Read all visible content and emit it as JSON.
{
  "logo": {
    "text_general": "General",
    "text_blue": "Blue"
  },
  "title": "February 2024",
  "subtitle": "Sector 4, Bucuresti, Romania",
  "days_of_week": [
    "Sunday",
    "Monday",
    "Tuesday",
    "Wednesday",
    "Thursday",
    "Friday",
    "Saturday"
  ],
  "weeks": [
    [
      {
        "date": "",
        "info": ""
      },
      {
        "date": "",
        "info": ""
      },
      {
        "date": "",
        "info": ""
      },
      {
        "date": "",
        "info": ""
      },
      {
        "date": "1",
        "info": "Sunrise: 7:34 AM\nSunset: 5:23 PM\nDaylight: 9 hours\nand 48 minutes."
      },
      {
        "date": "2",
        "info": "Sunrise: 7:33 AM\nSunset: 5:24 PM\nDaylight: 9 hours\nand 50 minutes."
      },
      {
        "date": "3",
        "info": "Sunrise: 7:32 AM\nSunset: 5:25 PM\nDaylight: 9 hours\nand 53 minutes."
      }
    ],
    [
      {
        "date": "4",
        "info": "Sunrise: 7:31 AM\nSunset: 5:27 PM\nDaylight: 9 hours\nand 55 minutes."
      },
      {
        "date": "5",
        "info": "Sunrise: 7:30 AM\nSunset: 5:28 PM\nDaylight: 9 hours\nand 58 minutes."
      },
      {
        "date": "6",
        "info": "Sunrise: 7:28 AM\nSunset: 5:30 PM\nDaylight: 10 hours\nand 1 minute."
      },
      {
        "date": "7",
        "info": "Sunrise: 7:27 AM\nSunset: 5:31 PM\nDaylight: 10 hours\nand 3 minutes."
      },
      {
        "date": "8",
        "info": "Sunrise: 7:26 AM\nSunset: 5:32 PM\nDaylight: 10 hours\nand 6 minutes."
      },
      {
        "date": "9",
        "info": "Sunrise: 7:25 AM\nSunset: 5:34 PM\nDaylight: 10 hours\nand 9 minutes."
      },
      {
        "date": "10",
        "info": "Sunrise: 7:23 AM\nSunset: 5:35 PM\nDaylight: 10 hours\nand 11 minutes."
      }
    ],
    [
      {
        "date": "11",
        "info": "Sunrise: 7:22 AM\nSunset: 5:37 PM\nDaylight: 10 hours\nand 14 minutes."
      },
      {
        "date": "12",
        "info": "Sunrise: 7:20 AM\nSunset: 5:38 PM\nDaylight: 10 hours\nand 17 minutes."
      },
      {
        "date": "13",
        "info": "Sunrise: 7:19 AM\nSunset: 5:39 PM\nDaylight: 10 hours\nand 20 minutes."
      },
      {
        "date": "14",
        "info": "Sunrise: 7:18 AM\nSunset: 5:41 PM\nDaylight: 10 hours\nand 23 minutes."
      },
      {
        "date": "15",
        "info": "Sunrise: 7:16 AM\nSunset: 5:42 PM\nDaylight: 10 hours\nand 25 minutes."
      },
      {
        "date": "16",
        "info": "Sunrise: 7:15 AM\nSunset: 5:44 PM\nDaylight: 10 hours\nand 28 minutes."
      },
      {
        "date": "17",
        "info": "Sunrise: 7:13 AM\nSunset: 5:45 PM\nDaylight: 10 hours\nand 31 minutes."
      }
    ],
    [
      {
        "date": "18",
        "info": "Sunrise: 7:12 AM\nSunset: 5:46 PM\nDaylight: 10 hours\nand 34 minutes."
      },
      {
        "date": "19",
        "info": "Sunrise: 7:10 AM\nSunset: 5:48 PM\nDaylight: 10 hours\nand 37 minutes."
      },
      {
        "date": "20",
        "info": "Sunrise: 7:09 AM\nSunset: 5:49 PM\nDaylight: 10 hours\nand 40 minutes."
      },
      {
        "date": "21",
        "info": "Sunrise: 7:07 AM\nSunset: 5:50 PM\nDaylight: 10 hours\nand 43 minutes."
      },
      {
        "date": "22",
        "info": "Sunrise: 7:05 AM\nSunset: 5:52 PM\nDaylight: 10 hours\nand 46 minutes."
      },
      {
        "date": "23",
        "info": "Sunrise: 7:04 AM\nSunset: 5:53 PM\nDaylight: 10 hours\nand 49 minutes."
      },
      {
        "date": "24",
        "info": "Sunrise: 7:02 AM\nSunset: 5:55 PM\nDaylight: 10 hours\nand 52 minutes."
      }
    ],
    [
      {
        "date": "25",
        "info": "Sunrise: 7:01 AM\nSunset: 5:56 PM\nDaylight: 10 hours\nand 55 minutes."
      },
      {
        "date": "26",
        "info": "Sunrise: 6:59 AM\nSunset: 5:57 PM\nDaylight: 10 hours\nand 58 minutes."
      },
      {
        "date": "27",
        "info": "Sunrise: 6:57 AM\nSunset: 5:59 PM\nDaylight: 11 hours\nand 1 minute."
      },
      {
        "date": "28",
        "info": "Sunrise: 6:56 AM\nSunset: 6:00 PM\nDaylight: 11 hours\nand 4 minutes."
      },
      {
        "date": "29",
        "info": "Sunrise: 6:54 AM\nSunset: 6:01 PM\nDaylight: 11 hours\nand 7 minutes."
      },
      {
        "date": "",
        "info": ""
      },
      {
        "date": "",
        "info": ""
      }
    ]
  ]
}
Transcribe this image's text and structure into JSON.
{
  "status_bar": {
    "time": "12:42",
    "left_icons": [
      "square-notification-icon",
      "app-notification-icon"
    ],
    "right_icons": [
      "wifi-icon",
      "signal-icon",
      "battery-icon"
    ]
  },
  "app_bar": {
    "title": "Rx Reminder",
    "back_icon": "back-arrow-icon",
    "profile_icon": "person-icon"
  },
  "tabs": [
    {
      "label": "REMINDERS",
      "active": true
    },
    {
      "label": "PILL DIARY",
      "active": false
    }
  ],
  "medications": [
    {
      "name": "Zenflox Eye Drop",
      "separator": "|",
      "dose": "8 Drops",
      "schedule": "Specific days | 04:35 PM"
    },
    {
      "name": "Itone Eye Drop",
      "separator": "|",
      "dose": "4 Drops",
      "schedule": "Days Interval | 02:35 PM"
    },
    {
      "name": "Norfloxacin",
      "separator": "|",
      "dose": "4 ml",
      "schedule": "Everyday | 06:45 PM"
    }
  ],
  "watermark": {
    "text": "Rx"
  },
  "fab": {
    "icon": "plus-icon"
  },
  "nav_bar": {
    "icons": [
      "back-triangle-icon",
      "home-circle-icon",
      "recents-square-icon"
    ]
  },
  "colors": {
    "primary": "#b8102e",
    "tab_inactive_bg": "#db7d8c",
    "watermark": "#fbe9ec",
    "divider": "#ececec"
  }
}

☆ ☆ ☆

**WHAT TO WORK ON:** Look through the entries above; copy each line where the string "notification" appears.

**TASK ANSWER:**
      "square-notification-icon",
      "app-notification-icon"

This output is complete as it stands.